What is expected
Your task is to output all the records below, word for word.

####

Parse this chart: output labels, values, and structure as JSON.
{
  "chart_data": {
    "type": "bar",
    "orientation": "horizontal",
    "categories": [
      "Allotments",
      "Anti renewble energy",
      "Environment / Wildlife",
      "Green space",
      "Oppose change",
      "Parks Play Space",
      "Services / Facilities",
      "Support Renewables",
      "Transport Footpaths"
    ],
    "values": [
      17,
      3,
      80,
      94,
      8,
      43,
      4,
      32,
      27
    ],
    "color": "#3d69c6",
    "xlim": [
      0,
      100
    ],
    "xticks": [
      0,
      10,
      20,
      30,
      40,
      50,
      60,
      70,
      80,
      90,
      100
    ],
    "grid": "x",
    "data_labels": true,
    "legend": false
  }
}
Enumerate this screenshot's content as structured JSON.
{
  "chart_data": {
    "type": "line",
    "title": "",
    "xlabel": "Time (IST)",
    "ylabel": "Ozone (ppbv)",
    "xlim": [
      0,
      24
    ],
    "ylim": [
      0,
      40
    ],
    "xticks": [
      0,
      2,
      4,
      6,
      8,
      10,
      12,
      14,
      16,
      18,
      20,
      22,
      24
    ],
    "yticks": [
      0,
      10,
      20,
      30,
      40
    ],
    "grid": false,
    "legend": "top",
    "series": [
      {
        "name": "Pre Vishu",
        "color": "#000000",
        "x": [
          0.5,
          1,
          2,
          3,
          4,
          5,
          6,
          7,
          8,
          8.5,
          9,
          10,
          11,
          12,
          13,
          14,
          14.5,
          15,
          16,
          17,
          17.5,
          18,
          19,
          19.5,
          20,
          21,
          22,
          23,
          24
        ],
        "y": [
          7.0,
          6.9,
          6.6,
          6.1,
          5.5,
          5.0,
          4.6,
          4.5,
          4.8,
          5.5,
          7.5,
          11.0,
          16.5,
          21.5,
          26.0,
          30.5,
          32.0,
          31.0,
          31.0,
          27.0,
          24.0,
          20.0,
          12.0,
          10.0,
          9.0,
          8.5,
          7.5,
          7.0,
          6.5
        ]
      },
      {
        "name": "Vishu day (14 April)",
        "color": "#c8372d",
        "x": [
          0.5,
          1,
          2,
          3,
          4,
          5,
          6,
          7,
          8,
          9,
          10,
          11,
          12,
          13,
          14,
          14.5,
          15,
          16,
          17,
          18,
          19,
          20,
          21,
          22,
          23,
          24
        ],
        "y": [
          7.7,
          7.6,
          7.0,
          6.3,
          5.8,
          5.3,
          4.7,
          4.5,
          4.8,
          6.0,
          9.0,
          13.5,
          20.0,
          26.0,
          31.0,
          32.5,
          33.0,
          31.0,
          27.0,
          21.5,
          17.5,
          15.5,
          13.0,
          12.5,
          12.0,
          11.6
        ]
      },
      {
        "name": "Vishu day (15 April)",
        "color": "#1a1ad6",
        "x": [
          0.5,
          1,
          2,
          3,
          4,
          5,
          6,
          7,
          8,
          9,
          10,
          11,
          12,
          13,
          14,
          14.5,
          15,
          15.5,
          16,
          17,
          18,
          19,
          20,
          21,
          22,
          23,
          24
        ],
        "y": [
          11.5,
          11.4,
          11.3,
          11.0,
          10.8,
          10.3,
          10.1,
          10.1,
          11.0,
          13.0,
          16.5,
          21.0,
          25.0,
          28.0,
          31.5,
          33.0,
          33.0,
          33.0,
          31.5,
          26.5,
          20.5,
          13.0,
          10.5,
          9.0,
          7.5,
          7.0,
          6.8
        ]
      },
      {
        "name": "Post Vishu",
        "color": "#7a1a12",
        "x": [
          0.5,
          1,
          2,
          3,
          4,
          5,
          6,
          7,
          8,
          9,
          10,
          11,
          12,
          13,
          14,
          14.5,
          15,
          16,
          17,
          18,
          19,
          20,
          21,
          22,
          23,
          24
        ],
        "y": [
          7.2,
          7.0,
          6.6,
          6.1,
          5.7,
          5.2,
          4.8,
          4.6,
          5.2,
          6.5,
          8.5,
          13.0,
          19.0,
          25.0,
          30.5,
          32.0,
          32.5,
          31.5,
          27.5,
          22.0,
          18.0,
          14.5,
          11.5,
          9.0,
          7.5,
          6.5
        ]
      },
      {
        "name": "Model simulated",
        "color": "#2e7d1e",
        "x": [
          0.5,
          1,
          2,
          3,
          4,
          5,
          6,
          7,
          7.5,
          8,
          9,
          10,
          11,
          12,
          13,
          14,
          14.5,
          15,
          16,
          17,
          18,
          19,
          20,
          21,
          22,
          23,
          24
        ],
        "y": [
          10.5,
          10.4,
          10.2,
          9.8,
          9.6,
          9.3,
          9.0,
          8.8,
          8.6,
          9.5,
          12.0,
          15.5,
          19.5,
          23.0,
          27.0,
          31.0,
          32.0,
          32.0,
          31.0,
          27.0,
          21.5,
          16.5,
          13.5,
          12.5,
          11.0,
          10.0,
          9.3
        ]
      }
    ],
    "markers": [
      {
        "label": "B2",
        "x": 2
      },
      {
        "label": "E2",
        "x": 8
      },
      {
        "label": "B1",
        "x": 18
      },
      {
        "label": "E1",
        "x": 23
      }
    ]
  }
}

####

Correct output
Parse this chart: output labels, values, and structure as JSON.
{
  "chart_data": {
    "type": "bar",
    "orientation": "horizontal",
    "categories": [
      "Allotments",
      "Anti renewble energy",
      "Environment / Wildlife",
      "Green space",
      "Oppose change",
      "Parks Play Space",
      "Services / Facilities",
      "Support Renewables",
      "Transport Footpaths"
    ],
    "values": [
      17,
      3,
      80,
      94,
      8,
      43,
      4,
      32,
      27
    ],
    "color": "#3d69c6",
    "xlim": [
      0,
      100
    ],
    "xticks": [
      0,
      10,
      20,
      30,
      40,
      50,
      60,
      70,
      80,
      90,
      100
    ],
    "grid": "x",
    "data_labels": true,
    "legend": false
  }
}
Enumerate this screenshot's content as structured JSON.
{
  "chart_data": {
    "type": "line",
    "title": "",
    "xlabel": "Time (IST)",
    "ylabel": "Ozone (ppbv)",
    "xlim": [
      0,
      24
    ],
    "ylim": [
      0,
      40
    ],
    "xticks": [
      0,
      2,
      4,
      6,
      8,
      10,
      12,
      14,
      16,
      18,
      20,
      22,
      24
    ],
    "yticks": [
      0,
      10,
      20,
      30,
      40
    ],
    "grid": false,
    "legend": "top",
    "series": [
      {
        "name": "Pre Vishu",
        "color": "#000000",
        "x": [
          0.5,
          1,
          2,
          3,
          4,
          5,
          6,
          7,
          8,
          8.5,
          9,
          10,
          11,
          12,
          13,
          14,
          14.5,
          15,
          16,
          17,
          17.5,
          18,
          19,
          19.5,
          20,
          21,
          22,
          23,
          24
        ],
        "y": [
          7.0,
          6.9,
          6.6,
          6.1,
          5.5,
          5.0,
          4.6,
          4.5,
          4.8,
          5.5,
          7.5,
          11.0,
          16.5,
          21.5,
          26.0,
          30.5,
          32.0,
          31.0,
          31.0,
          27.0,
          24.0,
          20.0,
          12.0,
          10.0,
          9.0,
          8.5,
          7.5,
          7.0,
          6.5
        ]
      },
      {
        "name": "Vishu day (14 April)",
        "color": "#c8372d",
        "x": [
          0.5,
          1,
          2,
          3,
          4,
          5,
          6,
          7,
          8,
          9,
          10,
          11,
          12,
          13,
          14,
          14.5,
          15,
          16,
          17,
          18,
          19,
          20,
          21,
          22,
          23,
          24
        ],
        "y": [
          7.7,
          7.6,
          7.0,
          6.3,
          5.8,
          5.3,
          4.7,
          4.5,
          4.8,
          6.0,
          9.0,
          13.5,
          20.0,
          26.0,
          31.0,
          32.5,
          33.0,
          31.0,
          27.0,
          21.5,
          17.5,
          15.5,
          13.0,
          12.5,
          12.0,
          11.6
        ]
      },
      {
        "name": "Vishu day (15 April)",
        "color": "#1a1ad6",
        "x": [
          0.5,
          1,
          2,
          3,
          4,
          5,
          6,
          7,
          8,
          9,
          10,
          11,
          12,
          13,
          14,
          14.5,
          15,
          15.5,
          16,
          17,
          18,
          19,
          20,
          21,
          22,
          23,
          24
        ],
        "y": [
          11.5,
          11.4,
          11.3,
          11.0,
          10.8,
          10.3,
          10.1,
          10.1,
          11.0,
          13.0,
          16.5,
          21.0,
          25.0,
          28.0,
          31.5,
          33.0,
          33.0,
          33.0,
          31.5,
          26.5,
          20.5,
          13.0,
          10.5,
          9.0,
          7.5,
          7.0,
          6.8
        ]
      },
      {
        "name": "Post Vishu",
        "color": "#7a1a12",
        "x": [
          0.5,
          1,
          2,
          3,
          4,
          5,
          6,
          7,
          8,
          9,
          10,
          11,
          12,
          13,
          14,
          14.5,
          15,
          16,
          17,
          18,
          19,
          20,
          21,
          22,
          23,
          24
        ],
        "y": [
          7.2,
          7.0,
          6.6,
          6.1,
          5.7,
          5.2,
          4.8,
          4.6,
          5.2,
          6.5,
          8.5,
          13.0,
          19.0,
          25.0,
          30.5,
          32.0,
          32.5,
          31.5,
          27.5,
          22.0,
          18.0,
          14.5,
          11.5,
          9.0,
          7.5,
          6.5
        ]
      },
      {
        "name": "Model simulated",
        "color": "#2e7d1e",
        "x": [
          0.5,
          1,
          2,
          3,
          4,
          5,
          6,
          7,
          7.5,
          8,
          9,
          10,
          11,
          12,
          13,
          14,
          14.5,
          15,
          16,
          17,
          18,
          19,
          20,
          21,
          22,
          23,
          24
        ],
        "y": [
          10.5,
          10.4,
          10.2,
          9.8,
          9.6,
          9.3,
          9.0,
          8.8,
          8.6,
          9.5,
          12.0,
          15.5,
          19.5,
          23.0,
          27.0,
          31.0,
          32.0,
          32.0,
          31.0,
          27.0,
          21.5,
          16.5,
          13.5,
          12.5,
          11.0,
          10.0,
          9.3
        ]
      }
    ],
    "markers": [
      {
        "label": "B2",
        "x": 2
      },
      {
        "label": "E2",
        "x": 8
      },
      {
        "label": "B1",
        "x": 18
      },
      {
        "label": "E1",
        "x": 23
      }
    ]
  }
}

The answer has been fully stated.